Do this: From the listing below, extract every line containing "Rozhodne".

Exercise materials:

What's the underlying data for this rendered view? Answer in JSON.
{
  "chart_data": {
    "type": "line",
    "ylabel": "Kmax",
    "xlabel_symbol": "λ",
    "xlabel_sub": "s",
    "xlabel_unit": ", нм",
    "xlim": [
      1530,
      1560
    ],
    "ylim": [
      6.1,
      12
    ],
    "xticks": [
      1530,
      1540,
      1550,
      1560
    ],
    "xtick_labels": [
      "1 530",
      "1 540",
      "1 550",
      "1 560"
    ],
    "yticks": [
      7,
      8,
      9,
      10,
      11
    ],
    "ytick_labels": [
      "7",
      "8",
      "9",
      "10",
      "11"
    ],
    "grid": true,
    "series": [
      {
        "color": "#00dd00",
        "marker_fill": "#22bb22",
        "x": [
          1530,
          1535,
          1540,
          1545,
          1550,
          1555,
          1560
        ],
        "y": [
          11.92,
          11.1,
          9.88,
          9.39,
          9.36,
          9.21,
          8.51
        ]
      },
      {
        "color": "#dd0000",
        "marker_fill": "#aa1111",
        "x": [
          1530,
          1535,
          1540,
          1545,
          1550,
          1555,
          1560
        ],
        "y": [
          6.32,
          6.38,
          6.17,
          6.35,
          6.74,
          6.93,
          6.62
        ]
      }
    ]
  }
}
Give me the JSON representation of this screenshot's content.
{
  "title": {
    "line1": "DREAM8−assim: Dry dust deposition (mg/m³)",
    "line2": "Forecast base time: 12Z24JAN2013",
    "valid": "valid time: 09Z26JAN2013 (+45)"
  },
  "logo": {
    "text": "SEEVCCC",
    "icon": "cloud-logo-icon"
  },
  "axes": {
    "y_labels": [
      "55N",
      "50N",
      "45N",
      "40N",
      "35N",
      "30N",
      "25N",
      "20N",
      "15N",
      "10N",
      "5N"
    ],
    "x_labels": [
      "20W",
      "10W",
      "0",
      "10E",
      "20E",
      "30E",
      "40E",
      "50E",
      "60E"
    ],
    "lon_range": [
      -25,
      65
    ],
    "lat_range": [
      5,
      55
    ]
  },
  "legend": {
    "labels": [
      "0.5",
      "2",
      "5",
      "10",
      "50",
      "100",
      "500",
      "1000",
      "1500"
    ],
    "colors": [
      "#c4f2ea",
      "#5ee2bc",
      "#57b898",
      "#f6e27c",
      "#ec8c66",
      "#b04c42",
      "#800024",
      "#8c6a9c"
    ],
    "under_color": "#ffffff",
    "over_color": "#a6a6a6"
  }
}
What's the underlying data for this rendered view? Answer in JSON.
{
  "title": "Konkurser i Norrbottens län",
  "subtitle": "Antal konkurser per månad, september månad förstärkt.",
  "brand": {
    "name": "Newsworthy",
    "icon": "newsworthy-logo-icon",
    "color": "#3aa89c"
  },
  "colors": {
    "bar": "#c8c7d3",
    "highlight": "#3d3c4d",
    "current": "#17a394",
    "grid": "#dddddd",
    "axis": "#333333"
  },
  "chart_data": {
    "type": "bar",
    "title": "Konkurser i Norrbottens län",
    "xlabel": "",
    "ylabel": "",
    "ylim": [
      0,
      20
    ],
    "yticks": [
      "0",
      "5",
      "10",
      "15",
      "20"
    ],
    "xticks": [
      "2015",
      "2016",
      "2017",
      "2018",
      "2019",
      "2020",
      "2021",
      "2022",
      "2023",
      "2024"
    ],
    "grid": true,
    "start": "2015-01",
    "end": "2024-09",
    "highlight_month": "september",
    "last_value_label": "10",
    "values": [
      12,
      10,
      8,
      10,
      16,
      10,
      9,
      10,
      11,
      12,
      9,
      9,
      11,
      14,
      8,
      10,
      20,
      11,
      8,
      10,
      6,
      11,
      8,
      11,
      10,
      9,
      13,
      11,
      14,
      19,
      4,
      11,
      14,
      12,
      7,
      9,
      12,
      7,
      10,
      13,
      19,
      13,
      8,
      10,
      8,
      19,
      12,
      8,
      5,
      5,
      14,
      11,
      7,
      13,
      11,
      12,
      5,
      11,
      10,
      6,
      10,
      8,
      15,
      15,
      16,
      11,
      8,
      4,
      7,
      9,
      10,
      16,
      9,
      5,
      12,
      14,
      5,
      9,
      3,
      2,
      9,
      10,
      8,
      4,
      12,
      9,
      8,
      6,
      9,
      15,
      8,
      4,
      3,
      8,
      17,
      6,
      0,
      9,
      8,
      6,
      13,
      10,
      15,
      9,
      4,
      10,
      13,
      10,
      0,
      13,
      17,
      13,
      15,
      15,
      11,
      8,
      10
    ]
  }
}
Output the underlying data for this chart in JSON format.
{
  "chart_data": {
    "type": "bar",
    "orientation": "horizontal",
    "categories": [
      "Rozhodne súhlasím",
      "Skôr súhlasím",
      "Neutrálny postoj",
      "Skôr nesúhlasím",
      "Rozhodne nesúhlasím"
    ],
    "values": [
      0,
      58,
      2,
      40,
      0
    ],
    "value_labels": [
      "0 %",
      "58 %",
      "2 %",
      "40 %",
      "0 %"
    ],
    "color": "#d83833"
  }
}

Full answer:
      "Rozhodne súhlasím",
      "Rozhodne nesúhlasím"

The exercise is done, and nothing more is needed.